> **GIVEN TASK**
Write out the whole listing again, exactly as given.

------------------------------------------------------------

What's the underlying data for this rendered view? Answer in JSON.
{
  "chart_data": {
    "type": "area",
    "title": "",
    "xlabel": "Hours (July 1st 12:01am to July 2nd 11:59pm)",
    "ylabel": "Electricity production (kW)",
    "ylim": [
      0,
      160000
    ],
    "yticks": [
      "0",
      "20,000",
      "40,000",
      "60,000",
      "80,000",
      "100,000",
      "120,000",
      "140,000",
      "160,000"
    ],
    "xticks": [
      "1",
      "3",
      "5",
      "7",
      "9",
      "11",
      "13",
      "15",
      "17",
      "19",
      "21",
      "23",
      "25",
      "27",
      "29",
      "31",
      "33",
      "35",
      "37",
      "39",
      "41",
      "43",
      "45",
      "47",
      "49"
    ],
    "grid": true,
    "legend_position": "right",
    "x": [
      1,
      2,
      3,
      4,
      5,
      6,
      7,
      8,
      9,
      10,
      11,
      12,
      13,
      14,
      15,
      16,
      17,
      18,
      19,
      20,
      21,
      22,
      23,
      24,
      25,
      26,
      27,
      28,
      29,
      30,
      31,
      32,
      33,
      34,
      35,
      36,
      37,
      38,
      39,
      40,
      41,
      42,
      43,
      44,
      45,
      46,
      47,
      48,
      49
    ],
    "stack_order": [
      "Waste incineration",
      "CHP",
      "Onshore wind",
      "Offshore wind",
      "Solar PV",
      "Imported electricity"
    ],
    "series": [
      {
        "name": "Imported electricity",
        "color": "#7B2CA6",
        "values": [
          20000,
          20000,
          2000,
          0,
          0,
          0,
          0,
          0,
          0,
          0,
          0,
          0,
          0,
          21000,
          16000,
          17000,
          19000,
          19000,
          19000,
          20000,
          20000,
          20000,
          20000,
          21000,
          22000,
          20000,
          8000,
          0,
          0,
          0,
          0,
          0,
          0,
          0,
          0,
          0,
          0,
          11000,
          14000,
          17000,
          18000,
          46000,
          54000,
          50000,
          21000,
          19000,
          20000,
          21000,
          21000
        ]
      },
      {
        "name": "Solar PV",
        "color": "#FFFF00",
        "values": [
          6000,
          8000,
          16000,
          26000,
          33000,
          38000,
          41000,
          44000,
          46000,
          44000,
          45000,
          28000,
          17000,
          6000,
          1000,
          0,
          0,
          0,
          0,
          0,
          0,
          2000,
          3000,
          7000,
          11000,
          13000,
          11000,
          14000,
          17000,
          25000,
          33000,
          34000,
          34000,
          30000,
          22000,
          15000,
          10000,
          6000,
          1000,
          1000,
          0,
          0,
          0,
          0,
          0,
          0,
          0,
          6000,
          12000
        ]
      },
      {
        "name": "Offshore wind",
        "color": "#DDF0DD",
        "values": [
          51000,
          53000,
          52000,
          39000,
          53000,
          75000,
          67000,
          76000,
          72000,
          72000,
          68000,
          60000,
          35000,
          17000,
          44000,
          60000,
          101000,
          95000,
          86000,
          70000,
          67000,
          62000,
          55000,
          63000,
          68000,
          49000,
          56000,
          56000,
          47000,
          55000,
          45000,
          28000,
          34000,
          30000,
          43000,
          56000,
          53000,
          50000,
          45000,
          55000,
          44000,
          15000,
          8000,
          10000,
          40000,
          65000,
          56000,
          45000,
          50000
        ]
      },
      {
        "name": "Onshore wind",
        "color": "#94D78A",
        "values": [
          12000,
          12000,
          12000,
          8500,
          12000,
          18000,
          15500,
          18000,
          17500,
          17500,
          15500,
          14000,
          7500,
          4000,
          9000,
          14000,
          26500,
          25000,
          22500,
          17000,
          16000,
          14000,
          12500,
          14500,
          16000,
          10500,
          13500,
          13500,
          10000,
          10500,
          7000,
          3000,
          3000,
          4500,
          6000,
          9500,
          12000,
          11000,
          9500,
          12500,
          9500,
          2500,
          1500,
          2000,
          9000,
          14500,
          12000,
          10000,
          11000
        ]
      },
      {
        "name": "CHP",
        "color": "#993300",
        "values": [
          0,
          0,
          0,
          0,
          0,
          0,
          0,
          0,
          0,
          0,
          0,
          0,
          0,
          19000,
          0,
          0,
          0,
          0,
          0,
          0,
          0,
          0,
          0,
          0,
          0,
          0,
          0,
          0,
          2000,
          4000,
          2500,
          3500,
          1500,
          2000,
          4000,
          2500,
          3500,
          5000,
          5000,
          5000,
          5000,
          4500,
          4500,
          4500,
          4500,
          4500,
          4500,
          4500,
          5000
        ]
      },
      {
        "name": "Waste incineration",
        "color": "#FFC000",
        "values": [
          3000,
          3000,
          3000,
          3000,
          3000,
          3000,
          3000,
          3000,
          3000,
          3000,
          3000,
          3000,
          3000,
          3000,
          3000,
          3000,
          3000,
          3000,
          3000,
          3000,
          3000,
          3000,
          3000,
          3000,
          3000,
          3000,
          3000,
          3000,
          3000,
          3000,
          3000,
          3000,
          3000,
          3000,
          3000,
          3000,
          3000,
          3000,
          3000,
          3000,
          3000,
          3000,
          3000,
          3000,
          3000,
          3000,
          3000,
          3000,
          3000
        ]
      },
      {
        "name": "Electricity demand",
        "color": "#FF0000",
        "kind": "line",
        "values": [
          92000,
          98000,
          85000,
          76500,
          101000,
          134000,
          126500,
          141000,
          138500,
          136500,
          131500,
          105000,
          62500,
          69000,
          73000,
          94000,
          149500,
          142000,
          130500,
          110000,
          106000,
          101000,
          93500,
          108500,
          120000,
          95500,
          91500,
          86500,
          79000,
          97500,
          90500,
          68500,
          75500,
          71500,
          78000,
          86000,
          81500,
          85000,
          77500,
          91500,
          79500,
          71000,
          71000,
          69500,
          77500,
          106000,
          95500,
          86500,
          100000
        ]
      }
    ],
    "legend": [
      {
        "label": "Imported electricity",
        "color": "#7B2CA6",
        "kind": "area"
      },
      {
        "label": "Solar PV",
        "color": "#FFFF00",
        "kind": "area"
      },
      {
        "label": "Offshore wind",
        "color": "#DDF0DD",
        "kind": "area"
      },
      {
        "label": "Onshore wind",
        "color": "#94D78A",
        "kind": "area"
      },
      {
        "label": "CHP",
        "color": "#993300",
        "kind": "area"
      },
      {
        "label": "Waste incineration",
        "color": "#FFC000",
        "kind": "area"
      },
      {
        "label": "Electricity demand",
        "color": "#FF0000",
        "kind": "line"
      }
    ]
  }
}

------------------------------------------------------------

> **RESPONSE FOR THIS EXERCISE**
What's the underlying data for this rendered view? Answer in JSON.
{
  "chart_data": {
    "type": "area",
    "title": "",
    "xlabel": "Hours (July 1st 12:01am to July 2nd 11:59pm)",
    "ylabel": "Electricity production (kW)",
    "ylim": [
      0,
      160000
    ],
    "yticks": [
      "0",
      "20,000",
      "40,000",
      "60,000",
      "80,000",
      "100,000",
      "120,000",
      "140,000",
      "160,000"
    ],
    "xticks": [
      "1",
      "3",
      "5",
      "7",
      "9",
      "11",
      "13",
      "15",
      "17",
      "19",
      "21",
      "23",
      "25",
      "27",
      "29",
      "31",
      "33",
      "35",
      "37",
      "39",
      "41",
      "43",
      "45",
      "47",
      "49"
    ],
    "grid": true,
    "legend_position": "right",
    "x": [
      1,
      2,
      3,
      4,
      5,
      6,
      7,
      8,
      9,
      10,
      11,
      12,
      13,
      14,
      15,
      16,
      17,
      18,
      19,
      20,
      21,
      22,
      23,
      24,
      25,
      26,
      27,
      28,
      29,
      30,
      31,
      32,
      33,
      34,
      35,
      36,
      37,
      38,
      39,
      40,
      41,
      42,
      43,
      44,
      45,
      46,
      47,
      48,
      49
    ],
    "stack_order": [
      "Waste incineration",
      "CHP",
      "Onshore wind",
      "Offshore wind",
      "Solar PV",
      "Imported electricity"
    ],
    "series": [
      {
        "name": "Imported electricity",
        "color": "#7B2CA6",
        "values": [
          20000,
          20000,
          2000,
          0,
          0,
          0,
          0,
          0,
          0,
          0,
          0,
          0,
          0,
          21000,
          16000,
          17000,
          19000,
          19000,
          19000,
          20000,
          20000,
          20000,
          20000,
          21000,
          22000,
          20000,
          8000,
          0,
          0,
          0,
          0,
          0,
          0,
          0,
          0,
          0,
          0,
          11000,
          14000,
          17000,
          18000,
          46000,
          54000,
          50000,
          21000,
          19000,
          20000,
          21000,
          21000
        ]
      },
      {
        "name": "Solar PV",
        "color": "#FFFF00",
        "values": [
          6000,
          8000,
          16000,
          26000,
          33000,
          38000,
          41000,
          44000,
          46000,
          44000,
          45000,
          28000,
          17000,
          6000,
          1000,
          0,
          0,
          0,
          0,
          0,
          0,
          2000,
          3000,
          7000,
          11000,
          13000,
          11000,
          14000,
          17000,
          25000,
          33000,
          34000,
          34000,
          30000,
          22000,
          15000,
          10000,
          6000,
          1000,
          1000,
          0,
          0,
          0,
          0,
          0,
          0,
          0,
          6000,
          12000
        ]
      },
      {
        "name": "Offshore wind",
        "color": "#DDF0DD",
        "values": [
          51000,
          53000,
          52000,
          39000,
          53000,
          75000,
          67000,
          76000,
          72000,
          72000,
          68000,
          60000,
          35000,
          17000,
          44000,
          60000,
          101000,
          95000,
          86000,
          70000,
          67000,
          62000,
          55000,
          63000,
          68000,
          49000,
          56000,
          56000,
          47000,
          55000,
          45000,
          28000,
          34000,
          30000,
          43000,
          56000,
          53000,
          50000,
          45000,
          55000,
          44000,
          15000,
          8000,
          10000,
          40000,
          65000,
          56000,
          45000,
          50000
        ]
      },
      {
        "name": "Onshore wind",
        "color": "#94D78A",
        "values": [
          12000,
          12000,
          12000,
          8500,
          12000,
          18000,
          15500,
          18000,
          17500,
          17500,
          15500,
          14000,
          7500,
          4000,
          9000,
          14000,
          26500,
          25000,
          22500,
          17000,
          16000,
          14000,
          12500,
          14500,
          16000,
          10500,
          13500,
          13500,
          10000,
          10500,
          7000,
          3000,
          3000,
          4500,
          6000,
          9500,
          12000,
          11000,
          9500,
          12500,
          9500,
          2500,
          1500,
          2000,
          9000,
          14500,
          12000,
          10000,
          11000
        ]
      },
      {
        "name": "CHP",
        "color": "#993300",
        "values": [
          0,
          0,
          0,
          0,
          0,
          0,
          0,
          0,
          0,
          0,
          0,
          0,
          0,
          19000,
          0,
          0,
          0,
          0,
          0,
          0,
          0,
          0,
          0,
          0,
          0,
          0,
          0,
          0,
          2000,
          4000,
          2500,
          3500,
          1500,
          2000,
          4000,
          2500,
          3500,
          5000,
          5000,
          5000,
          5000,
          4500,
          4500,
          4500,
          4500,
          4500,
          4500,
          4500,
          5000
        ]
      },
      {
        "name": "Waste incineration",
        "color": "#FFC000",
        "values": [
          3000,
          3000,
          3000,
          3000,
          3000,
          3000,
          3000,
          3000,
          3000,
          3000,
          3000,
          3000,
          3000,
          3000,
          3000,
          3000,
          3000,
          3000,
          3000,
          3000,
          3000,
          3000,
          3000,
          3000,
          3000,
          3000,
          3000,
          3000,
          3000,
          3000,
          3000,
          3000,
          3000,
          3000,
          3000,
          3000,
          3000,
          3000,
          3000,
          3000,
          3000,
          3000,
          3000,
          3000,
          3000,
          3000,
          3000,
          3000,
          3000
        ]
      },
      {
        "name": "Electricity demand",
        "color": "#FF0000",
        "kind": "line",
        "values": [
          92000,
          98000,
          85000,
          76500,
          101000,
          134000,
          126500,
          141000,
          138500,
          136500,
          131500,
          105000,
          62500,
          69000,
          73000,
          94000,
          149500,
          142000,
          130500,
          110000,
          106000,
          101000,
          93500,
          108500,
          120000,
          95500,
          91500,
          86500,
          79000,
          97500,
          90500,
          68500,
          75500,
          71500,
          78000,
          86000,
          81500,
          85000,
          77500,
          91500,
          79500,
          71000,
          71000,
          69500,
          77500,
          106000,
          95500,
          86500,
          100000
        ]
      }
    ],
    "legend": [
      {
        "label": "Imported electricity",
        "color": "#7B2CA6",
        "kind": "area"
      },
      {
        "label": "Solar PV",
        "color": "#FFFF00",
        "kind": "area"
      },
      {
        "label": "Offshore wind",
        "color": "#DDF0DD",
        "kind": "area"
      },
      {
        "label": "Onshore wind",
        "color": "#94D78A",
        "kind": "area"
      },
      {
        "label": "CHP",
        "color": "#993300",
        "kind": "area"
      },
      {
        "label": "Waste incineration",
        "color": "#FFC000",
        "kind": "area"
      },
      {
        "label": "Electricity demand",
        "color": "#FF0000",
        "kind": "line"
      }
    ]
  }
}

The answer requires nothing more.